What you have to do: Write out each record again exactly as it stands.

Dataset extract:
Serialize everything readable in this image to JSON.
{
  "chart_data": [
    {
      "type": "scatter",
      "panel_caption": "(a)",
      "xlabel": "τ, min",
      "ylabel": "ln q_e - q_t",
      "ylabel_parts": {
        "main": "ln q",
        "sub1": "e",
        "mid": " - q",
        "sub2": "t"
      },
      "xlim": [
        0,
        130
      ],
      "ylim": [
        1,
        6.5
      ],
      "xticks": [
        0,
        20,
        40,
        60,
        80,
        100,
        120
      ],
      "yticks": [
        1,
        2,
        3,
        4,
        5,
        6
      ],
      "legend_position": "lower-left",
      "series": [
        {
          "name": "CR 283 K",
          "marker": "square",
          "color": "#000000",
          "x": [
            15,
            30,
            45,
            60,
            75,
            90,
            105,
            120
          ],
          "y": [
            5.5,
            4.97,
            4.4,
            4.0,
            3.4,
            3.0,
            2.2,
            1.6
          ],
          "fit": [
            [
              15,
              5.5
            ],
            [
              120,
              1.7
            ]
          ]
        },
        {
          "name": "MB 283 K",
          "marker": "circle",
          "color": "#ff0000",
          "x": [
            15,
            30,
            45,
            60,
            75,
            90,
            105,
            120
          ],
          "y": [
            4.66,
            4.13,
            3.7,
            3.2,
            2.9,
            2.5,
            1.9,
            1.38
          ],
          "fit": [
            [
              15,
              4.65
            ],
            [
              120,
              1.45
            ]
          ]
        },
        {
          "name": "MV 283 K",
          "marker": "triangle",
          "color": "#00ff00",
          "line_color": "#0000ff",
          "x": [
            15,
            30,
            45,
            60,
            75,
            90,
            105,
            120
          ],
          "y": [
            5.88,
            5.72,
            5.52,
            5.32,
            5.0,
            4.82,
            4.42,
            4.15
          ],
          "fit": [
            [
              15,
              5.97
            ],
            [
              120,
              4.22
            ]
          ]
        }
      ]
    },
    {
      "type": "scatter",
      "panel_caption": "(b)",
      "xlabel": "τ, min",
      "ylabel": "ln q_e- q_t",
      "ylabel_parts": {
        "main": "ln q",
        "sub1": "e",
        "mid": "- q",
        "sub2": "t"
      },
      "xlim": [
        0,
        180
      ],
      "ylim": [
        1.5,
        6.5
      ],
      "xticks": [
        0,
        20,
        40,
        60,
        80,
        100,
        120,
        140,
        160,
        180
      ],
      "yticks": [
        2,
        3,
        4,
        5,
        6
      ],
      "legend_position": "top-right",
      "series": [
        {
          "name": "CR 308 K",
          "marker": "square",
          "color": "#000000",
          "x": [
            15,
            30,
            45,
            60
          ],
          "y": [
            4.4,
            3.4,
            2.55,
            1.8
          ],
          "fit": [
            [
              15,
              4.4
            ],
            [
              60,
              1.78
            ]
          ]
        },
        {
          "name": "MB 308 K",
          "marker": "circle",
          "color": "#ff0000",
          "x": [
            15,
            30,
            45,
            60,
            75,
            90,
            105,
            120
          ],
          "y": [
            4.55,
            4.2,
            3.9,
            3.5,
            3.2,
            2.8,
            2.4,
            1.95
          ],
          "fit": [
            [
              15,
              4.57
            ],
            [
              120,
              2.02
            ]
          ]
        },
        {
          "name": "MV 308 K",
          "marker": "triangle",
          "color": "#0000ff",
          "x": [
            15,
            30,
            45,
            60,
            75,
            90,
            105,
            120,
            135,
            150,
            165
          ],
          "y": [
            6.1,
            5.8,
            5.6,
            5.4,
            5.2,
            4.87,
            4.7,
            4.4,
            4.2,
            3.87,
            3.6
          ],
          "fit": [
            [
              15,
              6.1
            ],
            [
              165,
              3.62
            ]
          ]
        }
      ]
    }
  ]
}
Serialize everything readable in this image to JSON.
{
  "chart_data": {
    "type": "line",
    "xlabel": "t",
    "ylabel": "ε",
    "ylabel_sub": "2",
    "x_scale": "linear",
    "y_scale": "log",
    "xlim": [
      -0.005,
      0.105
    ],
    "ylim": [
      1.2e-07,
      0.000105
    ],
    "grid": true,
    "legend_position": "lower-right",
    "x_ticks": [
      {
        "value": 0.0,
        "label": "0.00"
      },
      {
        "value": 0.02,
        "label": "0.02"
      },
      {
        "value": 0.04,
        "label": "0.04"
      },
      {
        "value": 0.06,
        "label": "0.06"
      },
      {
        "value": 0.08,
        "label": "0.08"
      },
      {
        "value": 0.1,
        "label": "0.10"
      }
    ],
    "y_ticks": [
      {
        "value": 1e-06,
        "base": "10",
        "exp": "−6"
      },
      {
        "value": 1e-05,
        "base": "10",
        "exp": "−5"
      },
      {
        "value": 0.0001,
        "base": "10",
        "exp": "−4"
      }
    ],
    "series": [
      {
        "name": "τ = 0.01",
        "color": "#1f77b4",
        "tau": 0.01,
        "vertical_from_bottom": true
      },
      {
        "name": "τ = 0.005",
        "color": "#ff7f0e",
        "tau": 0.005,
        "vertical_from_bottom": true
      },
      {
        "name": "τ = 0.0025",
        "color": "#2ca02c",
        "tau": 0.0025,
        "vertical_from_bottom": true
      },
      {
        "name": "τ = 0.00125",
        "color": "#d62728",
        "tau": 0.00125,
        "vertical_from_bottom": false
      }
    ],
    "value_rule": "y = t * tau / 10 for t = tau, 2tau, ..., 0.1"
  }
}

Exercise answer:
Serialize everything readable in this image to JSON.
{
  "chart_data": [
    {
      "type": "scatter",
      "panel_caption": "(a)",
      "xlabel": "τ, min",
      "ylabel": "ln q_e - q_t",
      "ylabel_parts": {
        "main": "ln q",
        "sub1": "e",
        "mid": " - q",
        "sub2": "t"
      },
      "xlim": [
        0,
        130
      ],
      "ylim": [
        1,
        6.5
      ],
      "xticks": [
        0,
        20,
        40,
        60,
        80,
        100,
        120
      ],
      "yticks": [
        1,
        2,
        3,
        4,
        5,
        6
      ],
      "legend_position": "lower-left",
      "series": [
        {
          "name": "CR 283 K",
          "marker": "square",
          "color": "#000000",
          "x": [
            15,
            30,
            45,
            60,
            75,
            90,
            105,
            120
          ],
          "y": [
            5.5,
            4.97,
            4.4,
            4.0,
            3.4,
            3.0,
            2.2,
            1.6
          ],
          "fit": [
            [
              15,
              5.5
            ],
            [
              120,
              1.7
            ]
          ]
        },
        {
          "name": "MB 283 K",
          "marker": "circle",
          "color": "#ff0000",
          "x": [
            15,
            30,
            45,
            60,
            75,
            90,
            105,
            120
          ],
          "y": [
            4.66,
            4.13,
            3.7,
            3.2,
            2.9,
            2.5,
            1.9,
            1.38
          ],
          "fit": [
            [
              15,
              4.65
            ],
            [
              120,
              1.45
            ]
          ]
        },
        {
          "name": "MV 283 K",
          "marker": "triangle",
          "color": "#00ff00",
          "line_color": "#0000ff",
          "x": [
            15,
            30,
            45,
            60,
            75,
            90,
            105,
            120
          ],
          "y": [
            5.88,
            5.72,
            5.52,
            5.32,
            5.0,
            4.82,
            4.42,
            4.15
          ],
          "fit": [
            [
              15,
              5.97
            ],
            [
              120,
              4.22
            ]
          ]
        }
      ]
    },
    {
      "type": "scatter",
      "panel_caption": "(b)",
      "xlabel": "τ, min",
      "ylabel": "ln q_e- q_t",
      "ylabel_parts": {
        "main": "ln q",
        "sub1": "e",
        "mid": "- q",
        "sub2": "t"
      },
      "xlim": [
        0,
        180
      ],
      "ylim": [
        1.5,
        6.5
      ],
      "xticks": [
        0,
        20,
        40,
        60,
        80,
        100,
        120,
        140,
        160,
        180
      ],
      "yticks": [
        2,
        3,
        4,
        5,
        6
      ],
      "legend_position": "top-right",
      "series": [
        {
          "name": "CR 308 K",
          "marker": "square",
          "color": "#000000",
          "x": [
            15,
            30,
            45,
            60
          ],
          "y": [
            4.4,
            3.4,
            2.55,
            1.8
          ],
          "fit": [
            [
              15,
              4.4
            ],
            [
              60,
              1.78
            ]
          ]
        },
        {
          "name": "MB 308 K",
          "marker": "circle",
          "color": "#ff0000",
          "x": [
            15,
            30,
            45,
            60,
            75,
            90,
            105,
            120
          ],
          "y": [
            4.55,
            4.2,
            3.9,
            3.5,
            3.2,
            2.8,
            2.4,
            1.95
          ],
          "fit": [
            [
              15,
              4.57
            ],
            [
              120,
              2.02
            ]
          ]
        },
        {
          "name": "MV 308 K",
          "marker": "triangle",
          "color": "#0000ff",
          "x": [
            15,
            30,
            45,
            60,
            75,
            90,
            105,
            120,
            135,
            150,
            165
          ],
          "y": [
            6.1,
            5.8,
            5.6,
            5.4,
            5.2,
            4.87,
            4.7,
            4.4,
            4.2,
            3.87,
            3.6
          ],
          "fit": [
            [
              15,
              6.1
            ],
            [
              165,
              3.62
            ]
          ]
        }
      ]
    }
  ]
}
Serialize everything readable in this image to JSON.
{
  "chart_data": {
    "type": "line",
    "xlabel": "t",
    "ylabel": "ε",
    "ylabel_sub": "2",
    "x_scale": "linear",
    "y_scale": "log",
    "xlim": [
      -0.005,
      0.105
    ],
    "ylim": [
      1.2e-07,
      0.000105
    ],
    "grid": true,
    "legend_position": "lower-right",
    "x_ticks": [
      {
        "value": 0.0,
        "label": "0.00"
      },
      {
        "value": 0.02,
        "label": "0.02"
      },
      {
        "value": 0.04,
        "label": "0.04"
      },
      {
        "value": 0.06,
        "label": "0.06"
      },
      {
        "value": 0.08,
        "label": "0.08"
      },
      {
        "value": 0.1,
        "label": "0.10"
      }
    ],
    "y_ticks": [
      {
        "value": 1e-06,
        "base": "10",
        "exp": "−6"
      },
      {
        "value": 1e-05,
        "base": "10",
        "exp": "−5"
      },
      {
        "value": 0.0001,
        "base": "10",
        "exp": "−4"
      }
    ],
    "series": [
      {
        "name": "τ = 0.01",
        "color": "#1f77b4",
        "tau": 0.01,
        "vertical_from_bottom": true
      },
      {
        "name": "τ = 0.005",
        "color": "#ff7f0e",
        "tau": 0.005,
        "vertical_from_bottom": true
      },
      {
        "name": "τ = 0.0025",
        "color": "#2ca02c",
        "tau": 0.0025,
        "vertical_from_bottom": true
      },
      {
        "name": "τ = 0.00125",
        "color": "#d62728",
        "tau": 0.00125,
        "vertical_from_bottom": false
      }
    ],
    "value_rule": "y = t * tau / 10 for t = tau, 2tau, ..., 0.1"
  }
}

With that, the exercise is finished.